▶ EXERCISE
Go through the records below line by line, counting those that contain the word "Call"; answer with the count only.

▶ EXCERPTED DATA

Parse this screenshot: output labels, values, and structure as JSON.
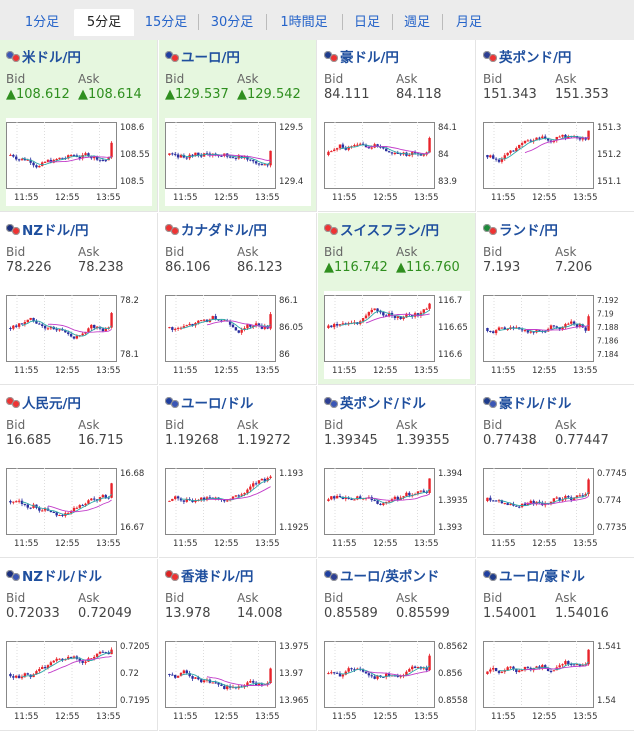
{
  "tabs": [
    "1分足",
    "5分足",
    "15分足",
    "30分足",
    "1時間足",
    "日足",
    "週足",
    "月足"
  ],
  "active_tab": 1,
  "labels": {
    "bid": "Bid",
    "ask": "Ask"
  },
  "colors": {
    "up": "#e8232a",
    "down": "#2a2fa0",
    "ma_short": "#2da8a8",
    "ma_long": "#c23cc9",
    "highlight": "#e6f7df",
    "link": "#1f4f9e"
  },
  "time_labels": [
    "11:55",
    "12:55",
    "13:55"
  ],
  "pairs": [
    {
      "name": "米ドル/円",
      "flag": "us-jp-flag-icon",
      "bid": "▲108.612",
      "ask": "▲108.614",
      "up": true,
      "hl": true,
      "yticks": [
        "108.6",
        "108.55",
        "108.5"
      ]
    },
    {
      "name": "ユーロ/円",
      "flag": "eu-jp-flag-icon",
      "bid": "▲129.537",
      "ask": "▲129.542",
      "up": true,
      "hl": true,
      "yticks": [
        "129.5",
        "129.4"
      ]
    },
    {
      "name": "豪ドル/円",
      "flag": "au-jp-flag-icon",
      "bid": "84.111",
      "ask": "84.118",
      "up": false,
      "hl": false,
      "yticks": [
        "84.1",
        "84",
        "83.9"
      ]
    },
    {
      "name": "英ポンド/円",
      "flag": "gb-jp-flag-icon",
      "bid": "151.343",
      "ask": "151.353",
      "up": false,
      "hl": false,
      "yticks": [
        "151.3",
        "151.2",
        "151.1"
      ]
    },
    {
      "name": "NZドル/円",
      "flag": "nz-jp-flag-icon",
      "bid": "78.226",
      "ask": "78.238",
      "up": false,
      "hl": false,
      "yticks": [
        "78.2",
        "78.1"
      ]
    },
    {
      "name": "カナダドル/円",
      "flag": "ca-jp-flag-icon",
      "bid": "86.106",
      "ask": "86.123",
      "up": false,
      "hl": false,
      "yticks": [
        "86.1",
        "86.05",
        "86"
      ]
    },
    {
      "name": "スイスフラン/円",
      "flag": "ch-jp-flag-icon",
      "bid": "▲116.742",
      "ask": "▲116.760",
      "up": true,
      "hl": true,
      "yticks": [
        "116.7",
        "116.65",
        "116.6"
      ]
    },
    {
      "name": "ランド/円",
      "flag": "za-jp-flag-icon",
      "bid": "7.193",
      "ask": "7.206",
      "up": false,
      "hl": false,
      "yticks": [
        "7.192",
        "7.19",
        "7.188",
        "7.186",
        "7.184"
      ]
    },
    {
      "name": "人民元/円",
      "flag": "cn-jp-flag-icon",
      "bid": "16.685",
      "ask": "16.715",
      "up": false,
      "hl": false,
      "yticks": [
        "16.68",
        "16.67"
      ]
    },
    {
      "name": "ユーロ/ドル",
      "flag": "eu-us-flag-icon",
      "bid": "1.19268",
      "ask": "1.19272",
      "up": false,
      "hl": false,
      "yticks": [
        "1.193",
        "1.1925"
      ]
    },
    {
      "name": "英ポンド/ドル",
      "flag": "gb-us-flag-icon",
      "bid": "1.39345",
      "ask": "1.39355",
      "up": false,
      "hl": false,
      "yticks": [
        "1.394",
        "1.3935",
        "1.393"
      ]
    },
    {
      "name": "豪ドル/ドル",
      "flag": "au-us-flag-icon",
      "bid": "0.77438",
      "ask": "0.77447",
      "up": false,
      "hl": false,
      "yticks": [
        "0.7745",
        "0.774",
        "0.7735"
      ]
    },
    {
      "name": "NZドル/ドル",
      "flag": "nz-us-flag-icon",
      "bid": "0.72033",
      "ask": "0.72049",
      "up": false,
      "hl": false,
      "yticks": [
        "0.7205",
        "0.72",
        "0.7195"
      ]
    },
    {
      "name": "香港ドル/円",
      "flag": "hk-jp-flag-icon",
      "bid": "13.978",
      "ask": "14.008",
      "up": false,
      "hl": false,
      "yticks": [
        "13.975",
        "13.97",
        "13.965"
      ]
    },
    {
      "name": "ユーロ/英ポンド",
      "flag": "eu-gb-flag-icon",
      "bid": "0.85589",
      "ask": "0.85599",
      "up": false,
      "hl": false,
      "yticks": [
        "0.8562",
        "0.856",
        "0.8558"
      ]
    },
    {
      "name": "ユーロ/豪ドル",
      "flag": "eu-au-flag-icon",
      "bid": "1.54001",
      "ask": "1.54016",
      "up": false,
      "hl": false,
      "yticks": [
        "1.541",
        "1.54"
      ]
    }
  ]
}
---
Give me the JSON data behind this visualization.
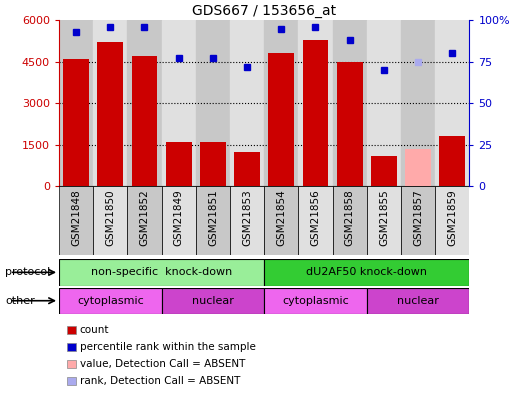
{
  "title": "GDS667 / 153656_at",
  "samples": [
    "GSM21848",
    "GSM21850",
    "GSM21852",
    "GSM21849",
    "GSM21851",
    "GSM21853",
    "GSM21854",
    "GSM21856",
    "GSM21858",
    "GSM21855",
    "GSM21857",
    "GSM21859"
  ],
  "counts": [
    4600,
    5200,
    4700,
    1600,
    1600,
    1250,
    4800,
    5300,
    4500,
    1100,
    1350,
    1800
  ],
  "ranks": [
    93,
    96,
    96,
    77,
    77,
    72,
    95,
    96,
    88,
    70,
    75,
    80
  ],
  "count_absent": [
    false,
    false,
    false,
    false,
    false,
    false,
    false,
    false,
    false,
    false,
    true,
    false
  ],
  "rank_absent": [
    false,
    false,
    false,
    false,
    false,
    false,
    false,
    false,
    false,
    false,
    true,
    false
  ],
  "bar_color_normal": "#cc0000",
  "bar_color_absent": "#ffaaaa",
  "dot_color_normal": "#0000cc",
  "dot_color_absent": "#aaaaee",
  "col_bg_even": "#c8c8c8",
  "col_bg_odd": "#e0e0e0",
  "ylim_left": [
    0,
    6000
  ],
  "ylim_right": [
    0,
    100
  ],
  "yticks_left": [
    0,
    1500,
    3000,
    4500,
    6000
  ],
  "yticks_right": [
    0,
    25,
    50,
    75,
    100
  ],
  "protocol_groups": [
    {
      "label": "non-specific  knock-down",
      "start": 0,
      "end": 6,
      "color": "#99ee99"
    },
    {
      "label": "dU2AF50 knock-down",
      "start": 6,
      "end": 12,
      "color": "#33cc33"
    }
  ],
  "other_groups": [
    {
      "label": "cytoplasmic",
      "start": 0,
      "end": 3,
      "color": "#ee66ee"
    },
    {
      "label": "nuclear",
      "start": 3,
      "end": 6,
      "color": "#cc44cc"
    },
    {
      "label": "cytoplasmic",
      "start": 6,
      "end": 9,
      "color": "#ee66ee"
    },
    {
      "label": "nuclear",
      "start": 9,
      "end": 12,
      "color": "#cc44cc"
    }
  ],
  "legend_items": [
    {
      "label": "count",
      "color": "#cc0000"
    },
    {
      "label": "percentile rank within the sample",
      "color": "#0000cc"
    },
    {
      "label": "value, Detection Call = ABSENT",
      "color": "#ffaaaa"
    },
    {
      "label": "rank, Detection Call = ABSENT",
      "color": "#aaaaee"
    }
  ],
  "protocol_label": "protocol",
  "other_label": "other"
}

▶ TASK RESULT
2